Record set:
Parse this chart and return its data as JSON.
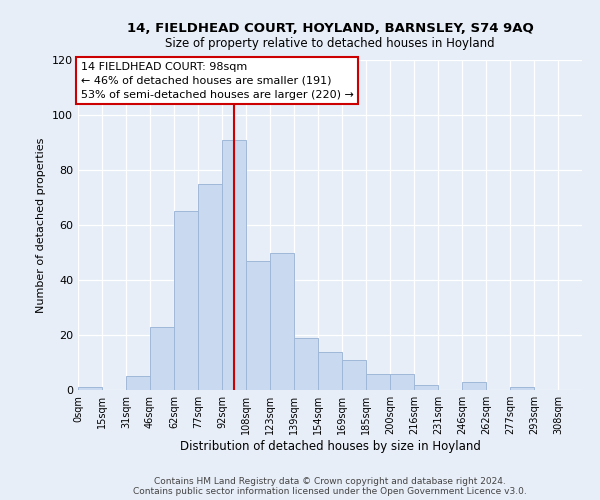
{
  "title1": "14, FIELDHEAD COURT, HOYLAND, BARNSLEY, S74 9AQ",
  "title2": "Size of property relative to detached houses in Hoyland",
  "xlabel": "Distribution of detached houses by size in Hoyland",
  "ylabel": "Number of detached properties",
  "bin_labels": [
    "0sqm",
    "15sqm",
    "31sqm",
    "46sqm",
    "62sqm",
    "77sqm",
    "92sqm",
    "108sqm",
    "123sqm",
    "139sqm",
    "154sqm",
    "169sqm",
    "185sqm",
    "200sqm",
    "216sqm",
    "231sqm",
    "246sqm",
    "262sqm",
    "277sqm",
    "293sqm",
    "308sqm"
  ],
  "bar_heights": [
    1,
    0,
    5,
    23,
    65,
    75,
    91,
    47,
    50,
    19,
    14,
    11,
    6,
    6,
    2,
    0,
    3,
    0,
    1,
    0,
    0
  ],
  "bar_color": "#c9d9f0",
  "bar_edge_color": "#a0b8d8",
  "vline_x": 6.5,
  "vline_color": "#cc0000",
  "annotation_title": "14 FIELDHEAD COURT: 98sqm",
  "annotation_line1": "← 46% of detached houses are smaller (191)",
  "annotation_line2": "53% of semi-detached houses are larger (220) →",
  "annotation_box_color": "#ffffff",
  "annotation_box_edge": "#cc0000",
  "footer1": "Contains HM Land Registry data © Crown copyright and database right 2024.",
  "footer2": "Contains public sector information licensed under the Open Government Licence v3.0.",
  "ylim": [
    0,
    120
  ],
  "yticks": [
    0,
    20,
    40,
    60,
    80,
    100,
    120
  ],
  "background_color": "#e8eef8"
}
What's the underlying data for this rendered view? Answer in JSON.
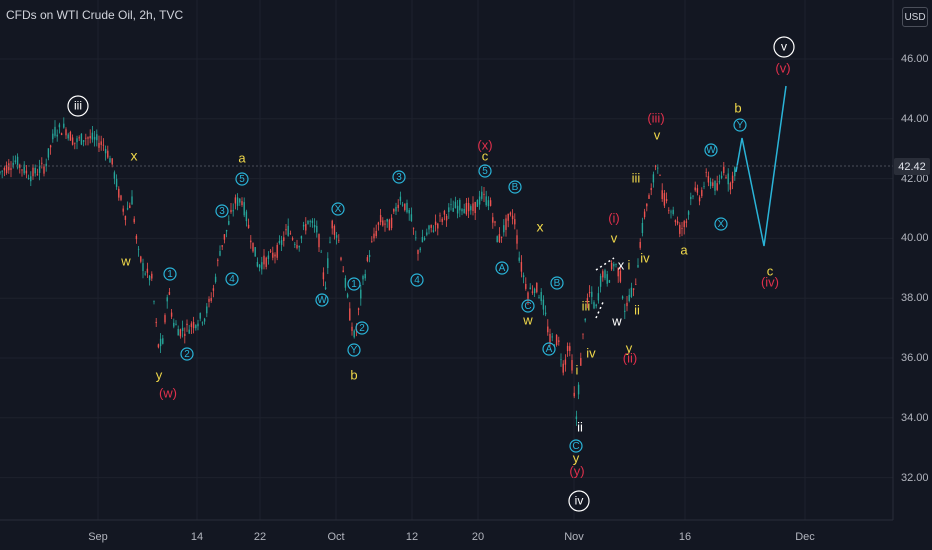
{
  "header": {
    "symbol_title": "CFDs on WTI Crude Oil, 2h, TVC",
    "currency": "USD"
  },
  "price_axis": {
    "ticks": [
      "46.00",
      "44.00",
      "42.00",
      "40.00",
      "38.00",
      "36.00",
      "34.00",
      "32.00"
    ],
    "last_price": "42.42"
  },
  "time_axis": {
    "ticks": [
      "Sep",
      "14",
      "22",
      "Oct",
      "12",
      "20",
      "Nov",
      "16",
      "Dec"
    ]
  },
  "colors": {
    "background": "#131722",
    "grid": "#1e222d",
    "wave_yellow": "#f0d84a",
    "wave_cyan": "#2ab4d8",
    "wave_red": "#e0304c",
    "wave_white": "#ffffff",
    "candle_up": "#26a69a",
    "candle_down": "#ef5350"
  },
  "wave_labels": {
    "iii_circ": "iii",
    "iv_circ": "iv",
    "v_circ": "v",
    "x1": "x",
    "w1": "w",
    "y1": "y",
    "w_paren": "(w)",
    "c1": "1",
    "c2": "2",
    "c3": "3",
    "c4": "4",
    "c5": "5",
    "a1": "a",
    "b1": "b",
    "c_W": "W",
    "c_X": "X",
    "c_Y": "Y",
    "x_paren": "(x)",
    "c_lbl": "c",
    "cA": "A",
    "cB": "B",
    "cC": "C",
    "w2": "w",
    "x2": "x",
    "y2": "y",
    "y_paren": "(y)",
    "ii": "ii",
    "i": "i",
    "iii": "iii",
    "iv": "iv",
    "v": "v",
    "i_paren": "(i)",
    "ii_paren": "(ii)",
    "iii_paren": "(iii)",
    "iv_paren": "(iv)",
    "v_paren": "(v)",
    "w3": "w",
    "x3": "x",
    "y3": "y"
  }
}
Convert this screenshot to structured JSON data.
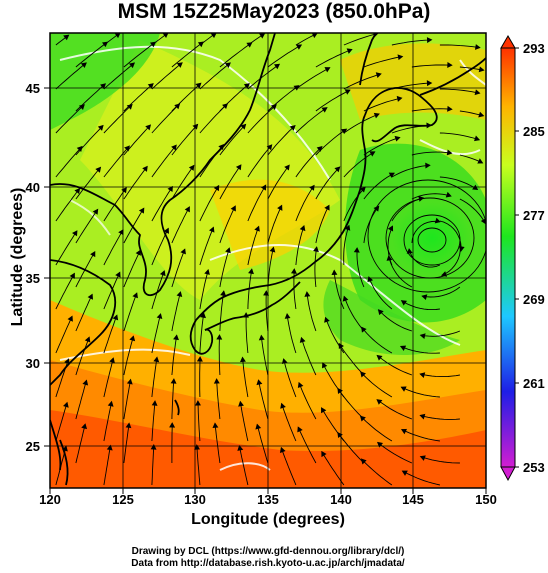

Work to complete: Pictures stay out; repeat all the rest of the records exactly.

Response to this exercise:
Parse this chart and return its data as JSON.
{
  "title1": "14, FIELDHEAD COURT, HOYLAND, BARNSLEY, S74 9AQ",
  "title2": "Size of property relative to detached houses in Hoyland",
  "xlabel": "Distribution of detached houses by size in Hoyland",
  "ylabel": "Number of detached properties",
  "bin_labels": [
    "0sqm",
    "15sqm",
    "31sqm",
    "46sqm",
    "62sqm",
    "77sqm",
    "92sqm",
    "108sqm",
    "123sqm",
    "139sqm",
    "154sqm",
    "169sqm",
    "185sqm",
    "200sqm",
    "216sqm",
    "231sqm",
    "246sqm",
    "262sqm",
    "277sqm",
    "293sqm",
    "308sqm"
  ],
  "bar_heights": [
    1,
    0,
    5,
    23,
    65,
    75,
    91,
    47,
    50,
    19,
    14,
    11,
    6,
    6,
    2,
    0,
    3,
    0,
    1,
    0,
    0
  ],
  "bar_color": "#c9d9f0",
  "bar_edge_color": "#a0b8d8",
  "vline_x": 6.5,
  "vline_color": "#cc0000",
  "annotation_title": "14 FIELDHEAD COURT: 98sqm",
  "annotation_line1": "← 46% of detached houses are smaller (191)",
  "annotation_line2": "53% of semi-detached houses are larger (220) →",
  "annotation_box_color": "#ffffff",
  "annotation_box_edge": "#cc0000",
  "footer1": "Contains HM Land Registry data © Crown copyright and database right 2024.",
  "footer2": "Contains public sector information licensed under the Open Government Licence v3.0.",
  "ylim": [
    0,
    120
  ],
  "yticks": [
    0,
    20,
    40,
    60,
    80,
    100,
    120
  ],
  "background_color": "#e8eef8"
}
What's the underlying data for this rendered view? Answer in JSON.
{
  "header": {
    "symbol_title": "CFDs on WTI Crude Oil, 2h, TVC",
    "currency": "USD"
  },
  "price_axis": {
    "ticks": [
      "46.00",
      "44.00",
      "42.00",
      "40.00",
      "38.00",
      "36.00",
      "34.00",
      "32.00"
    ],
    "last_price": "42.42"
  },
  "time_axis": {
    "ticks": [
      "Sep",
      "14",
      "22",
      "Oct",
      "12",
      "20",
      "Nov",
      "16",
      "Dec"
    ]
  },
  "colors": {
    "background": "#131722",
    "grid": "#1e222d",
    "wave_yellow": "#f0d84a",
    "wave_cyan": "#2ab4d8",
    "wave_red": "#e0304c",
    "wave_white": "#ffffff",
    "candle_up": "#26a69a",
    "candle_down": "#ef5350"
  },
  "wave_labels": {
    "iii_circ": "iii",
    "iv_circ": "iv",
    "v_circ": "v",
    "x1": "x",
    "w1": "w",
    "y1": "y",
    "w_paren": "(w)",
    "c1": "1",
    "c2": "2",
    "c3": "3",
    "c4": "4",
    "c5": "5",
    "a1": "a",
    "b1": "b",
    "c_W": "W",
    "c_X": "X",
    "c_Y": "Y",
    "x_paren": "(x)",
    "c_lbl": "c",
    "cA": "A",
    "cB": "B",
    "cC": "C",
    "w2": "w",
    "x2": "x",
    "y2": "y",
    "y_paren": "(y)",
    "ii": "ii",
    "i": "i",
    "iii": "iii",
    "iv": "iv",
    "v": "v",
    "i_paren": "(i)",
    "ii_paren": "(ii)",
    "iii_paren": "(iii)",
    "iv_paren": "(iv)",
    "v_paren": "(v)",
    "w3": "w",
    "x3": "x",
    "y3": "y"
  }
}
Convert this screenshot to structured JSON data.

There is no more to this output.